_Page extract_
Theatre in Reykjavík, Iceland

The National Theatre of Iceland (NTI; Þjóðleikhúsið; /is/) in Reykjavík, is the national theatre of Iceland.
The theater, designed by , was formally opened on 20 April 1950. Since 2020, the artistic director of The National Theatre is Magnús Geir Þórðarsson.

==Productions==
The NTI performs around thirty productions each season (new productions, re-premieres, co-productions and guest performances), comprising a varied repertoire of new Icelandic works, new foreign works, Icelandic and foreign classics, musicals, dance pieces, puppet theatre and children's productions. The theatre produces around twenty new productions each year and also collaborates with independent theatre and dance groups.

===Touring productions===
The NTI often tours its productions around Iceland, and many productions have also toured abroad, among them Tragedy at the Worlds Stages, Kennedy Center, Gerpla at The Bergen International Festival, Shimmer the Silver Fish at international children festivals in Sweden and Russia, The Sea Museum at the Centre Dramatique National d'Orléans and Peer Gynt at the Ibsen Festival in Oslo, Barbican Centre in London and Centre for Fine Arts in Brussels.

===Ensemble and production===
The NTI is an ensemble theatre with around 35 actors employed on a permanent basis and also works with actors with temporary assignments. The theatre runs its own production departments that manufacture sets, costumes and wigs, as well as productive sound and lighting departments. A normal rehearsal period is eight weeks, the last four weeks on stage. The theatre works closely with schools on all education levels.

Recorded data
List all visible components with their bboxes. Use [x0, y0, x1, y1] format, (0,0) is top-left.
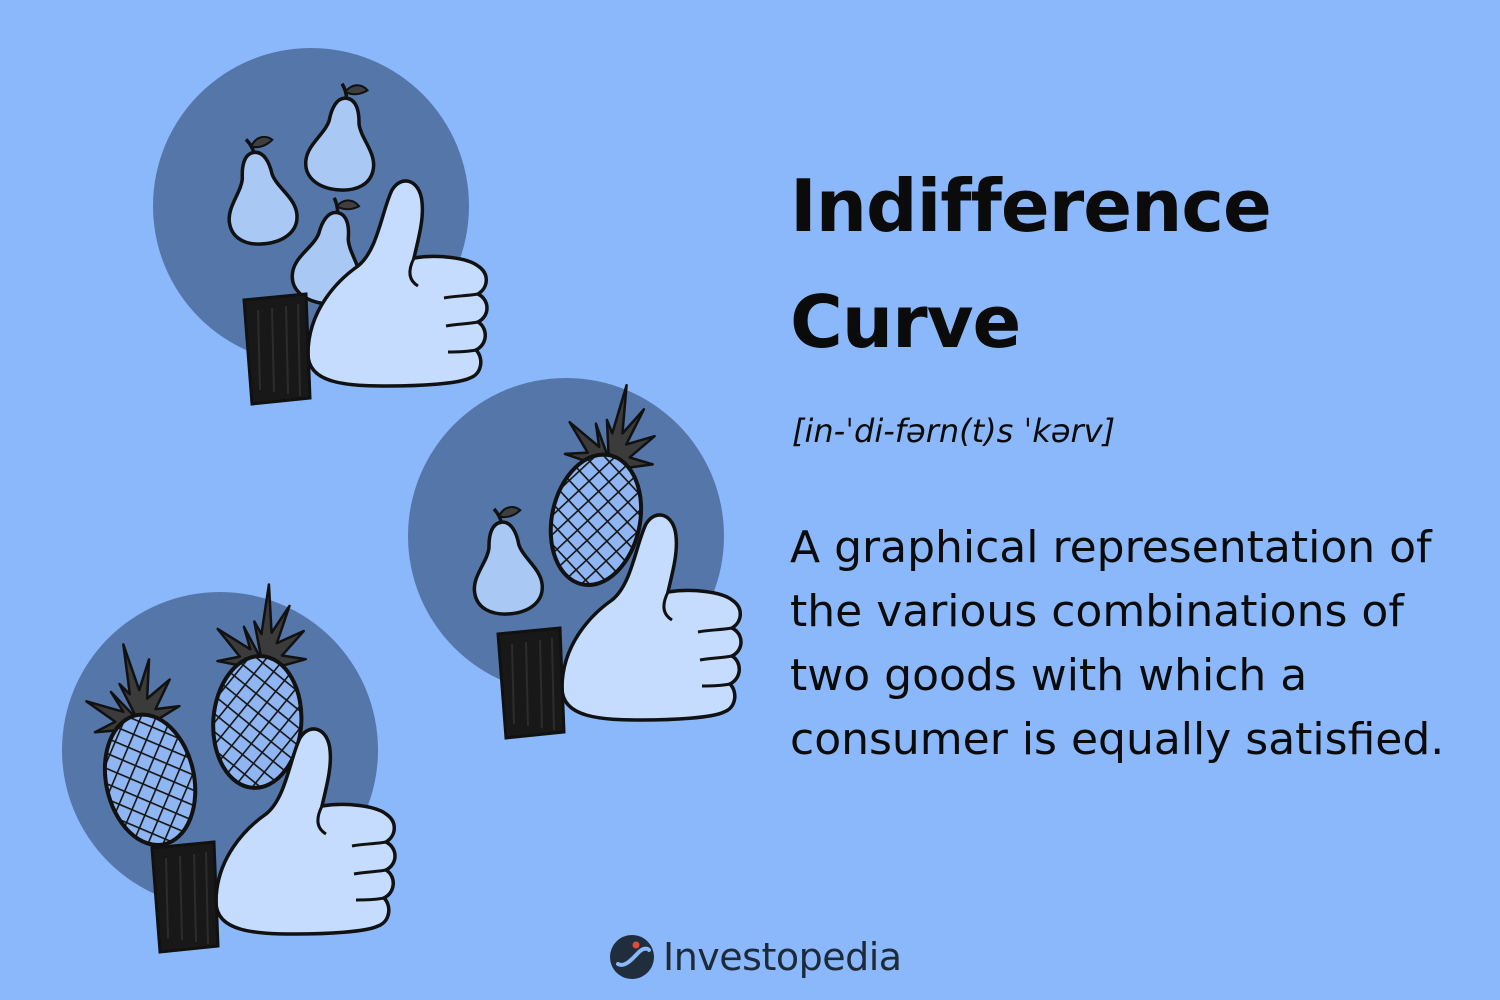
- pronunciation: [in-ˈdi-fərn(t)s ˈkərv]: [792, 412, 1116, 450]
- investopedia-logo-icon: [610, 935, 654, 979]
- two-pineapples-thumbs-up: [62, 579, 397, 954]
- definition-text: A graphical representation of the variou…: [790, 522, 1445, 765]
- brand-logo: Investopedia: [609, 932, 902, 982]
- brand-name: Investopedia: [663, 935, 902, 979]
- title-line: Curve: [790, 280, 1021, 364]
- pineapple-and-pear-thumbs-up: [408, 373, 743, 740]
- title-line: Indifference: [790, 164, 1272, 248]
- page-title: Indifference Curve: [790, 148, 1470, 380]
- illustration-panel: [62, 48, 743, 954]
- three-pears-thumbs-up: [153, 48, 489, 406]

_Your instructions_
Please print the passage of the National Theatre of Iceland text starting at "The National Theatre of Iceland (NTI;" and ending at "Magnús Geir Þórðarsson.".

_Final result_
The National Theatre of Iceland (NTI; Þjóðleikhúsið; /is/) in Reykjavík, is the national theatre of Iceland.
The theater, designed by , was formally opened on 20 April 1950. Since 2020, the artistic director of The National Theatre is Magnús Geir Þórðarsson.